> Task description
Copy the data from its first line through the line containing "significance-marker: * (573, 327, 576, 336)", and replace every "y-tick-label" with "y-axis-label". Keep everything else the same.

******************************

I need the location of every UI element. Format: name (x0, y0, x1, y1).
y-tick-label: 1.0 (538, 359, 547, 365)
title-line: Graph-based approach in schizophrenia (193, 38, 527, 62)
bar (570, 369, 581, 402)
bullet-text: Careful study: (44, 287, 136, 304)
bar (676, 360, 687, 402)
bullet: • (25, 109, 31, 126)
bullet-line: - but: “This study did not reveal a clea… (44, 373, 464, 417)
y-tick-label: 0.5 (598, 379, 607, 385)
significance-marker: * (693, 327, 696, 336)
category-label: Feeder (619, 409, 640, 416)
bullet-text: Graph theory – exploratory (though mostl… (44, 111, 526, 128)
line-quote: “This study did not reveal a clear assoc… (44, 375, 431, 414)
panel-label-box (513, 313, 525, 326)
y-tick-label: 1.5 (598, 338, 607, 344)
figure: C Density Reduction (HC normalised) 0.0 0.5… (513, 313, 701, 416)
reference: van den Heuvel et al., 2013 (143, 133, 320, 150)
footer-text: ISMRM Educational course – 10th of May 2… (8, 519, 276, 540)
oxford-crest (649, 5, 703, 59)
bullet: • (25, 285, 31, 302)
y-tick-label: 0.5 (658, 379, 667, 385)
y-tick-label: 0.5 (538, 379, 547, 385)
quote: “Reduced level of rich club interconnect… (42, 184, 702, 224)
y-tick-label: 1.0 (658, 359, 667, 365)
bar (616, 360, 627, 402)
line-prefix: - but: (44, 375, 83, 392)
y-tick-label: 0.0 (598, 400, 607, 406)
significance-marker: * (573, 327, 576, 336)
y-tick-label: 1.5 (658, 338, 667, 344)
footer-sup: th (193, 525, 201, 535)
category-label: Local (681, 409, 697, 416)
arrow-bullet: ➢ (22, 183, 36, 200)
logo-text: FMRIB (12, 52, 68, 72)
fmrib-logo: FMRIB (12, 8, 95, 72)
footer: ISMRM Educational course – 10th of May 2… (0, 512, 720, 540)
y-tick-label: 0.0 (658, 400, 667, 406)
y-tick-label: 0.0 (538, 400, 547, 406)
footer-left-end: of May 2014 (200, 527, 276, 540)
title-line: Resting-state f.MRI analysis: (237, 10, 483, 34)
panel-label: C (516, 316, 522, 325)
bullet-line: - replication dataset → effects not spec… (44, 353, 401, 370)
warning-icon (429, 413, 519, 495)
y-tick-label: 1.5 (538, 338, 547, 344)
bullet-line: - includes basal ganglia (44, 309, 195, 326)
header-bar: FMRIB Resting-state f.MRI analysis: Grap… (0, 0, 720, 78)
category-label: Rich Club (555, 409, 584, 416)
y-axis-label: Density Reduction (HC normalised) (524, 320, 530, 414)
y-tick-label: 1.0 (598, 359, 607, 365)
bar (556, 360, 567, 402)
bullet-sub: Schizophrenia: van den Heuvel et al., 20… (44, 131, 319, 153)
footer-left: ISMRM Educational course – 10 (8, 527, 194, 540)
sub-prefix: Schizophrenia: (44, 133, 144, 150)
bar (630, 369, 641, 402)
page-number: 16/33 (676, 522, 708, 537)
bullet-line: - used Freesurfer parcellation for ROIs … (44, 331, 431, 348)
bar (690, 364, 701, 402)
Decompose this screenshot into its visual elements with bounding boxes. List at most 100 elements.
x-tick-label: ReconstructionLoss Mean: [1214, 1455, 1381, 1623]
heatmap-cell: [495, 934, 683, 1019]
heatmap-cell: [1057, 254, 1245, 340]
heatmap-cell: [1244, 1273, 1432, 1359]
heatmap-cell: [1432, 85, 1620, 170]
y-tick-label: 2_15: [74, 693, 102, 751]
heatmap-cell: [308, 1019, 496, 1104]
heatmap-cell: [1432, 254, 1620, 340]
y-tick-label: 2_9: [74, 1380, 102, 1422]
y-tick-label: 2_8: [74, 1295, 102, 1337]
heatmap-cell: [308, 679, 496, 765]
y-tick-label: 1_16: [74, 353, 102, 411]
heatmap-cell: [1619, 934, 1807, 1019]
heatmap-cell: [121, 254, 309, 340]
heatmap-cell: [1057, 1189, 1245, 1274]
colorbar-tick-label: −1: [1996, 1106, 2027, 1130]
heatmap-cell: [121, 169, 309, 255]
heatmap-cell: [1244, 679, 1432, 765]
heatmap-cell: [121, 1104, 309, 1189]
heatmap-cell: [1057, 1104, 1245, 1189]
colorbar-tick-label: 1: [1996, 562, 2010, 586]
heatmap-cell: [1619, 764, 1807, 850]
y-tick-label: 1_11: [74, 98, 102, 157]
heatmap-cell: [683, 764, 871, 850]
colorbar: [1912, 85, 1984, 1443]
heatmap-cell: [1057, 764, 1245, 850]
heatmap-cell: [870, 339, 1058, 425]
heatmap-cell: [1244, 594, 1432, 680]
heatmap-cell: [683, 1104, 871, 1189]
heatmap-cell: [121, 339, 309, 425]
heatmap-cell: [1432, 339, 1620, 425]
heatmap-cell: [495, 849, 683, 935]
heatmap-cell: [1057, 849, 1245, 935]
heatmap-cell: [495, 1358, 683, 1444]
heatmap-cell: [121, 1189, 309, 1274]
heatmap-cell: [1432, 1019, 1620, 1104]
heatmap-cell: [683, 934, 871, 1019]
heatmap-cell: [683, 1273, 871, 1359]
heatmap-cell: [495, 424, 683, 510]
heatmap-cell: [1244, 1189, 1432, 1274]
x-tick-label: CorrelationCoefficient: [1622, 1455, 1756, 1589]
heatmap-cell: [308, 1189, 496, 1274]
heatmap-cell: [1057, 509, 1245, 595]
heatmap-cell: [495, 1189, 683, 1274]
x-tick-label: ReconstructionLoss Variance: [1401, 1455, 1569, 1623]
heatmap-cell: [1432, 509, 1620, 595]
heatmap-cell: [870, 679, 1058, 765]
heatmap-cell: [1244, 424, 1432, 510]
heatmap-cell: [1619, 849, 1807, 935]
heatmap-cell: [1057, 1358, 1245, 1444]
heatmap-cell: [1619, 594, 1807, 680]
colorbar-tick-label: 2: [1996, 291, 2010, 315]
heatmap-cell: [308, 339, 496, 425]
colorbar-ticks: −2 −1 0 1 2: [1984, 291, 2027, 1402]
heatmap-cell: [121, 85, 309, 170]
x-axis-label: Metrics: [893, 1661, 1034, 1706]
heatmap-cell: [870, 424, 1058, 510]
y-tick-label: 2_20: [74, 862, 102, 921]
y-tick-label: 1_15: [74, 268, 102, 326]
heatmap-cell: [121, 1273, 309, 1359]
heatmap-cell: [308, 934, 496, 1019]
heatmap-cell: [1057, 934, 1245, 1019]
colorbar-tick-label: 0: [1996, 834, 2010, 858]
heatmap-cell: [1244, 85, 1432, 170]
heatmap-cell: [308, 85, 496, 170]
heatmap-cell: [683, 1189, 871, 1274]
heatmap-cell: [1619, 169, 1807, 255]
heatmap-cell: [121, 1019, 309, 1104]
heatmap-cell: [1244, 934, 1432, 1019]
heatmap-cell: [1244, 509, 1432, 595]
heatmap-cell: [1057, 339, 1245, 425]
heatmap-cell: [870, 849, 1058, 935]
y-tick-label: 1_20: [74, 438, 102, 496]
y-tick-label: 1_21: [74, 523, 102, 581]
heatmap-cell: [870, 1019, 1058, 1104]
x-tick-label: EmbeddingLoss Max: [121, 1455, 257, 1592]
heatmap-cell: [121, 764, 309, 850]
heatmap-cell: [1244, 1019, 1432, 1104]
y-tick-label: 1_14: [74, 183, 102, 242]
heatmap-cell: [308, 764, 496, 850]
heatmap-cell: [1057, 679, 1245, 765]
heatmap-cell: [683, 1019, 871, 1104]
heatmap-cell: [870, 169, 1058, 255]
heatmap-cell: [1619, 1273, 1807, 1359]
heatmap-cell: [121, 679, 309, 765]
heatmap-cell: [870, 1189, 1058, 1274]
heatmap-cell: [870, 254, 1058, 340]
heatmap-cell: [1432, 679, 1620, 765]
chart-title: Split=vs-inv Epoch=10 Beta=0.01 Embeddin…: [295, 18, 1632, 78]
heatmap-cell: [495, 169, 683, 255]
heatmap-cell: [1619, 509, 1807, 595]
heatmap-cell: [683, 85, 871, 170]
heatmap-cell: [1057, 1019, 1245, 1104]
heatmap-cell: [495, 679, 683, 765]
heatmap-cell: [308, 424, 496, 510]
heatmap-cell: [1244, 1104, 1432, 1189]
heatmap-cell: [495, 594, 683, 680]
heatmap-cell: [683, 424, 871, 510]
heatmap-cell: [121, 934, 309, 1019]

******************************

> Answer
I need the location of every UI element. Format: name (x0, y0, x1, y1).
y-axis-label: 1.0 (538, 359, 547, 365)
title-line: Graph-based approach in schizophrenia (193, 38, 527, 62)
bar (570, 369, 581, 402)
bullet-text: Careful study: (44, 287, 136, 304)
bar (676, 360, 687, 402)
bullet: • (25, 109, 31, 126)
bullet-line: - but: “This study did not reveal a clea… (44, 373, 464, 417)
y-axis-label: 0.5 (598, 379, 607, 385)
significance-marker: * (693, 327, 696, 336)
category-label: Feeder (619, 409, 640, 416)
bullet-text: Graph theory – exploratory (though mostl… (44, 111, 526, 128)
line-quote: “This study did not reveal a clear assoc… (44, 375, 431, 414)
panel-label-box (513, 313, 525, 326)
y-axis-label: 1.5 (598, 338, 607, 344)
figure: C Density Reduction (HC normalised) 0.0 0.5… (513, 313, 701, 416)
reference: van den Heuvel et al., 2013 (143, 133, 320, 150)
footer-text: ISMRM Educational course – 10th of May 2… (8, 519, 276, 540)
oxford-crest (649, 5, 703, 59)
bullet: • (25, 285, 31, 302)
y-axis-label: 0.5 (658, 379, 667, 385)
y-axis-label: 0.5 (538, 379, 547, 385)
quote: “Reduced level of rich club interconnect… (42, 184, 702, 224)
y-axis-label: 1.0 (658, 359, 667, 365)
bar (616, 360, 627, 402)
line-prefix: - but: (44, 375, 83, 392)
y-axis-label: 0.0 (598, 400, 607, 406)
significance-marker: * (573, 327, 576, 336)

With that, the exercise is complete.